--- Provided material ---
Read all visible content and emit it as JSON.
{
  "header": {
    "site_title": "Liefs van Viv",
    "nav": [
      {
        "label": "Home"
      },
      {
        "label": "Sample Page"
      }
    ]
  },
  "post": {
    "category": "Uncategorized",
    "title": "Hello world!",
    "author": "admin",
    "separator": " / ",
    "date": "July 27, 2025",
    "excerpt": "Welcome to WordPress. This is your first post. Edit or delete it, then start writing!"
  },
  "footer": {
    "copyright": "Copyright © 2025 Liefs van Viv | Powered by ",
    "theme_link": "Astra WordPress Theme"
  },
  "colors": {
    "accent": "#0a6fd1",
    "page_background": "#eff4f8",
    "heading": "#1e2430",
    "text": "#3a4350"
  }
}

--- What is asked ---
What is needed here is an exact reproduction of all the entries.

--- Answer to the task ---
Read all visible content and emit it as JSON.
{
  "header": {
    "site_title": "Liefs van Viv",
    "nav": [
      {
        "label": "Home"
      },
      {
        "label": "Sample Page"
      }
    ]
  },
  "post": {
    "category": "Uncategorized",
    "title": "Hello world!",
    "author": "admin",
    "separator": " / ",
    "date": "July 27, 2025",
    "excerpt": "Welcome to WordPress. This is your first post. Edit or delete it, then start writing!"
  },
  "footer": {
    "copyright": "Copyright © 2025 Liefs van Viv | Powered by ",
    "theme_link": "Astra WordPress Theme"
  },
  "colors": {
    "accent": "#0a6fd1",
    "page_background": "#eff4f8",
    "heading": "#1e2430",
    "text": "#3a4350"
  }
}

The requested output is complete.